- Exercise directions:
Pick out each line of the records that includes the string "this", and copy it.

- Exercise input:
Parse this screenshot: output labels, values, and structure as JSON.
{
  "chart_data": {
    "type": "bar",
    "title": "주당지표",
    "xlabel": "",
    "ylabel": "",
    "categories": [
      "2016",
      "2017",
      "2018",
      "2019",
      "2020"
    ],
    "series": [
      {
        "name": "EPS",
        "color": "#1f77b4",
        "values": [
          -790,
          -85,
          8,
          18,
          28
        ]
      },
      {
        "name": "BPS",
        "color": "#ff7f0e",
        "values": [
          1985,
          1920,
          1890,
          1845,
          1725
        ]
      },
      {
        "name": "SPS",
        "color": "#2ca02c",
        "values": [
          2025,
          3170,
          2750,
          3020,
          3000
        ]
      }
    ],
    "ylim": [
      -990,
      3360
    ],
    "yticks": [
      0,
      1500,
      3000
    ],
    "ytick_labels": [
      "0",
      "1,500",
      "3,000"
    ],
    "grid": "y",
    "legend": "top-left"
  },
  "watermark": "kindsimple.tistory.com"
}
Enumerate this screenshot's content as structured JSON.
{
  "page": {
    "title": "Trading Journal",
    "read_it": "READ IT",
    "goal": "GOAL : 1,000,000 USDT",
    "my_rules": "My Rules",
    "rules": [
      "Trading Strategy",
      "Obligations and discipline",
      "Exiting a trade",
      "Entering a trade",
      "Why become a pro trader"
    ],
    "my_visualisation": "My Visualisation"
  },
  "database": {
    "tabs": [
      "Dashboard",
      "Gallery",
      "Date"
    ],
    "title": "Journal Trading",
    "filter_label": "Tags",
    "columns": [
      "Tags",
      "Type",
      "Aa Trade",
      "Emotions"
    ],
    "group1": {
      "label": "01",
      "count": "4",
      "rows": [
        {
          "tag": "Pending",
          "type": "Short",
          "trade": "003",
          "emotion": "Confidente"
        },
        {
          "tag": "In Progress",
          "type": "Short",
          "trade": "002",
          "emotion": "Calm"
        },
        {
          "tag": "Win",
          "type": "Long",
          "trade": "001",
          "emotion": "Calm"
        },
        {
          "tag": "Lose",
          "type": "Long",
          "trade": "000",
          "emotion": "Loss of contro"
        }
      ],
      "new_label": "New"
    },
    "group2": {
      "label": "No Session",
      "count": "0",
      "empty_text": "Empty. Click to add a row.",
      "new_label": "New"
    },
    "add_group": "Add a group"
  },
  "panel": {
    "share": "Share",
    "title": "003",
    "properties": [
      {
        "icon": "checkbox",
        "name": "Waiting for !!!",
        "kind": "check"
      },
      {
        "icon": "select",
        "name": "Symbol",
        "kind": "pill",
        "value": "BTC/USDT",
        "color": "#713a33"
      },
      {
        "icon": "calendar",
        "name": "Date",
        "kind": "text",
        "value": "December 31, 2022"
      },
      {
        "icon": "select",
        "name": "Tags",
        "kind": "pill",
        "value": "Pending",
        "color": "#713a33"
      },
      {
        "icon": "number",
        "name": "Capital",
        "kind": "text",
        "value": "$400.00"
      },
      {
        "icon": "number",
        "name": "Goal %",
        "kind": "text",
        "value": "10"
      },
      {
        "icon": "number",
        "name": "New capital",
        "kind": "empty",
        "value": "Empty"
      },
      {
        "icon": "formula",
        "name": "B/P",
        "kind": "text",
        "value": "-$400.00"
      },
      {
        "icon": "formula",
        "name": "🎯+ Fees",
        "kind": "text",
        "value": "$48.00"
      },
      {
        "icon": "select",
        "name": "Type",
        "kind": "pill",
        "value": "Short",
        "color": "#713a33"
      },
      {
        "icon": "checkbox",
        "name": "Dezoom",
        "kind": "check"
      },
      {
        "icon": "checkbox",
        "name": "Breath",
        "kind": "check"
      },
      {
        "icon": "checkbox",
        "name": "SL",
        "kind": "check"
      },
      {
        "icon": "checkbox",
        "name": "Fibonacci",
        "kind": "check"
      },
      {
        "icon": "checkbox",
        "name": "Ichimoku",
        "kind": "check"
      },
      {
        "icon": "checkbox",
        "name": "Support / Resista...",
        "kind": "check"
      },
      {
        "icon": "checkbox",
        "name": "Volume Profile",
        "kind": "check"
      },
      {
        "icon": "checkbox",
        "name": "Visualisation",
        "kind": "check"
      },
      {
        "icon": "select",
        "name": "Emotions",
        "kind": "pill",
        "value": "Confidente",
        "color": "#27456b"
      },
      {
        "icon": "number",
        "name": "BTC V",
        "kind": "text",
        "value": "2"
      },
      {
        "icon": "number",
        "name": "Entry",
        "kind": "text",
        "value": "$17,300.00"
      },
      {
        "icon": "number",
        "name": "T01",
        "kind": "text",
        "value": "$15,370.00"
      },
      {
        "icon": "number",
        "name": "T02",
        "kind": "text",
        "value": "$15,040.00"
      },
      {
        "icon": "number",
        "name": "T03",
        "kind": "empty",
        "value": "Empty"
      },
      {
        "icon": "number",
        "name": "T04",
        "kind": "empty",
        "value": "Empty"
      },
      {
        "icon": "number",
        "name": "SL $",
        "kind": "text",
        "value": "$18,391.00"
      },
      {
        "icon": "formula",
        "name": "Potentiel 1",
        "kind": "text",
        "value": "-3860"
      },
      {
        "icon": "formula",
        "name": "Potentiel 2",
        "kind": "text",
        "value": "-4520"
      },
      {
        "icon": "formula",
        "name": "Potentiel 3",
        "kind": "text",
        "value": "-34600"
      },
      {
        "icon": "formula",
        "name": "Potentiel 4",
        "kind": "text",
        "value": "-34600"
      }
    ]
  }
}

- In response:
Parse this screenshot: output labels, values, and structure as JSON.
Enumerate this screenshot's content as structured JSON.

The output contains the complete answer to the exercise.